■ TO BE DONE
Look through the lines below and extract any with the word "vehicles".

■ SOURCE MATERIAL

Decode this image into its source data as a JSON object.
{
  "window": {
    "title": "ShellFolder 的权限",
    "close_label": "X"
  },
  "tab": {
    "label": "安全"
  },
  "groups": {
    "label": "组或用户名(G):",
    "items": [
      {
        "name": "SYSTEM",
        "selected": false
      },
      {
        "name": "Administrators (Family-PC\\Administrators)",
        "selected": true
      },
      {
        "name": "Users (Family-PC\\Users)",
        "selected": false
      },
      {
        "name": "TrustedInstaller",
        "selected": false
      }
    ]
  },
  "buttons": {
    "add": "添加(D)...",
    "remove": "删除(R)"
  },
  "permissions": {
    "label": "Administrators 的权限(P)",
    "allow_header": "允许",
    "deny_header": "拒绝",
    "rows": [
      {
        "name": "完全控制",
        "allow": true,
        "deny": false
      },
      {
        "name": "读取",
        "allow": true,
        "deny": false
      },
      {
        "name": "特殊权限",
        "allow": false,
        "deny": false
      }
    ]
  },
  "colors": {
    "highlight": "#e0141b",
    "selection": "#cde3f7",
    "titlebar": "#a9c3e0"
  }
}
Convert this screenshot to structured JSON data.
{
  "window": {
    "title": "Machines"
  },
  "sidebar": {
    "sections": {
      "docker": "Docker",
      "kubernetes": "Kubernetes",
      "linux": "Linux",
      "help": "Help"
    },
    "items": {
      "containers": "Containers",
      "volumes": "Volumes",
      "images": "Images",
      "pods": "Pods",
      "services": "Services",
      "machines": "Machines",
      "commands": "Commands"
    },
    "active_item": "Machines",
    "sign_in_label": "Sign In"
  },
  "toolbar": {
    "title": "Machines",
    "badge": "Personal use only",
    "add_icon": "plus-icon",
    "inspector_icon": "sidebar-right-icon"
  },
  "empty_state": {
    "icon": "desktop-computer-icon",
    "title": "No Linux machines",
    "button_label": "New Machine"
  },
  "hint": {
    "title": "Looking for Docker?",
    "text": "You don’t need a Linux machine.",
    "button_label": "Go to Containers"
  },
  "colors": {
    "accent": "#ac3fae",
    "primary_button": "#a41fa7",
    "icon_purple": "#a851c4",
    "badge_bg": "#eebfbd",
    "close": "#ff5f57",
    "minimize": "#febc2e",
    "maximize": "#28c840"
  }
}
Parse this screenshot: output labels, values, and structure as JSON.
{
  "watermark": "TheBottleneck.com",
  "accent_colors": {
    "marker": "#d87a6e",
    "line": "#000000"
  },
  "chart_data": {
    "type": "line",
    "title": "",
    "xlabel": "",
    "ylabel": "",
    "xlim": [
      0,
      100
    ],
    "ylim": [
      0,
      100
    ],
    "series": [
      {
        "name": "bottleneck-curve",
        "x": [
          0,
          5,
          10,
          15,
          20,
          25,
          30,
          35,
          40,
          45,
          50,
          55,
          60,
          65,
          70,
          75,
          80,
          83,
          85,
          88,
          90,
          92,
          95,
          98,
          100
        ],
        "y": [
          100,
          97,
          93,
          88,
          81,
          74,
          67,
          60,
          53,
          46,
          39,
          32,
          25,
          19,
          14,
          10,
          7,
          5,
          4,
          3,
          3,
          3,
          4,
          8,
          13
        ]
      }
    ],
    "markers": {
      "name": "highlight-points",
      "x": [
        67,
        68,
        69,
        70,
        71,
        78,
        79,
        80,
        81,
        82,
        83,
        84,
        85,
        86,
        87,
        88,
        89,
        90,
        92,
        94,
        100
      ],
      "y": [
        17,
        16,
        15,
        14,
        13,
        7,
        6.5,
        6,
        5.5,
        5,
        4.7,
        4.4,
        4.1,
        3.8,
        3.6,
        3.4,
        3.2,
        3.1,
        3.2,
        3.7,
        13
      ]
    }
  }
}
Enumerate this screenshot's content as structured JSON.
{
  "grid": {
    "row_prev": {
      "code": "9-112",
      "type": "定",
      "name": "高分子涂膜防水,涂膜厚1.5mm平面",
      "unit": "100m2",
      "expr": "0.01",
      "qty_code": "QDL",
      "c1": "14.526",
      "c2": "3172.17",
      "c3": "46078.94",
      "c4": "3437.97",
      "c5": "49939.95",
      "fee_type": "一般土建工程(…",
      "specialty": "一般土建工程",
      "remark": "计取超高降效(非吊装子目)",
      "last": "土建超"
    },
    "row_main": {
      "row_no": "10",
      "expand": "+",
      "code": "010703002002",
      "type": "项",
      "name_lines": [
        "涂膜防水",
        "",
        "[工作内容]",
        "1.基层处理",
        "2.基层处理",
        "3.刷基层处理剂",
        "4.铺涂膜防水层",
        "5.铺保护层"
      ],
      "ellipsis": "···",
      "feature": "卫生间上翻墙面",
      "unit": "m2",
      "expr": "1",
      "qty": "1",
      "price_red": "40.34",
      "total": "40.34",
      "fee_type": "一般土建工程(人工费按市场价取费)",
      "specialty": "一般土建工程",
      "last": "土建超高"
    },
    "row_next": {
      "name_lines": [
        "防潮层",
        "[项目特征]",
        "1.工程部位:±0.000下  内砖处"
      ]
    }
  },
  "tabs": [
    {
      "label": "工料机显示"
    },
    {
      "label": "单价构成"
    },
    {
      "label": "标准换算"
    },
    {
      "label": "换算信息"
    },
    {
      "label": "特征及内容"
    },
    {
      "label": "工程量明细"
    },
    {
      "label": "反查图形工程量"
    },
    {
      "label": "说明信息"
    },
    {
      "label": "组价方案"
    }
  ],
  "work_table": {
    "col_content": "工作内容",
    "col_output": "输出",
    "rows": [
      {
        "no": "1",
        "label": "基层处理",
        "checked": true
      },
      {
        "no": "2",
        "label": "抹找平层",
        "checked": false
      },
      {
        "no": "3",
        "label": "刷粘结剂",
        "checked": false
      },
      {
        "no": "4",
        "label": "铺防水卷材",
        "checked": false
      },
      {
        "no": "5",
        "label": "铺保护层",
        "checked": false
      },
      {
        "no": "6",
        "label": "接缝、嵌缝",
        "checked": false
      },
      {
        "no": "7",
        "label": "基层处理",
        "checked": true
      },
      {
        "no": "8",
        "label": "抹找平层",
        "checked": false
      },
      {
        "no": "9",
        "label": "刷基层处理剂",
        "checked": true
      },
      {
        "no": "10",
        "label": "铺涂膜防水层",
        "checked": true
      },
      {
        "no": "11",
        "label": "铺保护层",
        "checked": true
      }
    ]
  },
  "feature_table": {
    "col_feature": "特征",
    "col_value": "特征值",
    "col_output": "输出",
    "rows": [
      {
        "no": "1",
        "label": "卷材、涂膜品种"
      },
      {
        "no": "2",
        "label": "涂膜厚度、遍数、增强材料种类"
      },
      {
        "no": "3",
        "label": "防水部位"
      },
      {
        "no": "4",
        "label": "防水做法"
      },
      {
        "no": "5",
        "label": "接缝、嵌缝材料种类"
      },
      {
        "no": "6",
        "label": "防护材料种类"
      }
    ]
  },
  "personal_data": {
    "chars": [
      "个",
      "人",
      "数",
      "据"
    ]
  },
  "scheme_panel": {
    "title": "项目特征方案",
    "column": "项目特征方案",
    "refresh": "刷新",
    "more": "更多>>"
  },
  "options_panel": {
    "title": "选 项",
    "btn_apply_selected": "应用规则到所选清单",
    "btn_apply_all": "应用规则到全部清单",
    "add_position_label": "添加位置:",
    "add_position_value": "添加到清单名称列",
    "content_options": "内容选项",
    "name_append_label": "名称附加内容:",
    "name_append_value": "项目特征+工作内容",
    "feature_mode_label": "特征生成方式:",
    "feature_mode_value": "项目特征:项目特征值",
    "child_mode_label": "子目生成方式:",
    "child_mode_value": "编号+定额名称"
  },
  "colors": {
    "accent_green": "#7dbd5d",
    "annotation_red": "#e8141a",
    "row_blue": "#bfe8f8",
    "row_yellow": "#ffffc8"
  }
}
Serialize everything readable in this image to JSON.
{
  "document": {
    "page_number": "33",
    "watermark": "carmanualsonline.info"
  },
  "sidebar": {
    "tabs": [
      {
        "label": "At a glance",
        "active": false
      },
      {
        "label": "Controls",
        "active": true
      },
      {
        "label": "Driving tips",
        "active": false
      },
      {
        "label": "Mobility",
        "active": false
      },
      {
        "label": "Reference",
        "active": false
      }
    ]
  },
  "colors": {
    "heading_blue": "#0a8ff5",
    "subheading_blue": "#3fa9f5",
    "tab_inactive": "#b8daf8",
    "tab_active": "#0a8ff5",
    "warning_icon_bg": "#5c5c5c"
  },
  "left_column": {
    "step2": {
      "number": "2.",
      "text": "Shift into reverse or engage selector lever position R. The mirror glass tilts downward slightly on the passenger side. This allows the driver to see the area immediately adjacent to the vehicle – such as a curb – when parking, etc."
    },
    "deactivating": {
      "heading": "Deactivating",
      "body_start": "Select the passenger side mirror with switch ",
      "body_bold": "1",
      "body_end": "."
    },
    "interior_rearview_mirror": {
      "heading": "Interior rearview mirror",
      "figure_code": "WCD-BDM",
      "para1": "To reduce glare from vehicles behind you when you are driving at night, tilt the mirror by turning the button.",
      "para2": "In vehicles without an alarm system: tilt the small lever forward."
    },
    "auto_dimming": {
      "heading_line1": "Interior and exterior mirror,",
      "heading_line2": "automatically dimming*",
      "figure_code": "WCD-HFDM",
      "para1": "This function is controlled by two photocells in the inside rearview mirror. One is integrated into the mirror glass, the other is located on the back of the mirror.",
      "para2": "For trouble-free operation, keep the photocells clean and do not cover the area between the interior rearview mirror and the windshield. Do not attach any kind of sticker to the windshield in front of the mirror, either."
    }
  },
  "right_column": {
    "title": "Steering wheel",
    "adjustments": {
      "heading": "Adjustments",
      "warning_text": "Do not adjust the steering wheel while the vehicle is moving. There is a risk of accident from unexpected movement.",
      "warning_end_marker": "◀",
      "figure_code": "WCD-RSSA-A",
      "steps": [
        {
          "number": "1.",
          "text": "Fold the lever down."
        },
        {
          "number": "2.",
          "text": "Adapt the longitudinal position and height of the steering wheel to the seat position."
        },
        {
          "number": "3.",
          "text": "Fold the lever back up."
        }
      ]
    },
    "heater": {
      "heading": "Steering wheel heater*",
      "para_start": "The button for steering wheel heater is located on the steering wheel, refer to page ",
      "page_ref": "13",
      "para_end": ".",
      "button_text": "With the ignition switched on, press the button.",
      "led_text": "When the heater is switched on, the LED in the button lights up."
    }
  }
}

■ REPLY TO THE EXERCISE
      "para1": "To reduce glare from vehicles behind you when you are driving at night, tilt the mirror by turning the button.",
      "para2": "In vehicles without an alarm system: tilt the small lever forward."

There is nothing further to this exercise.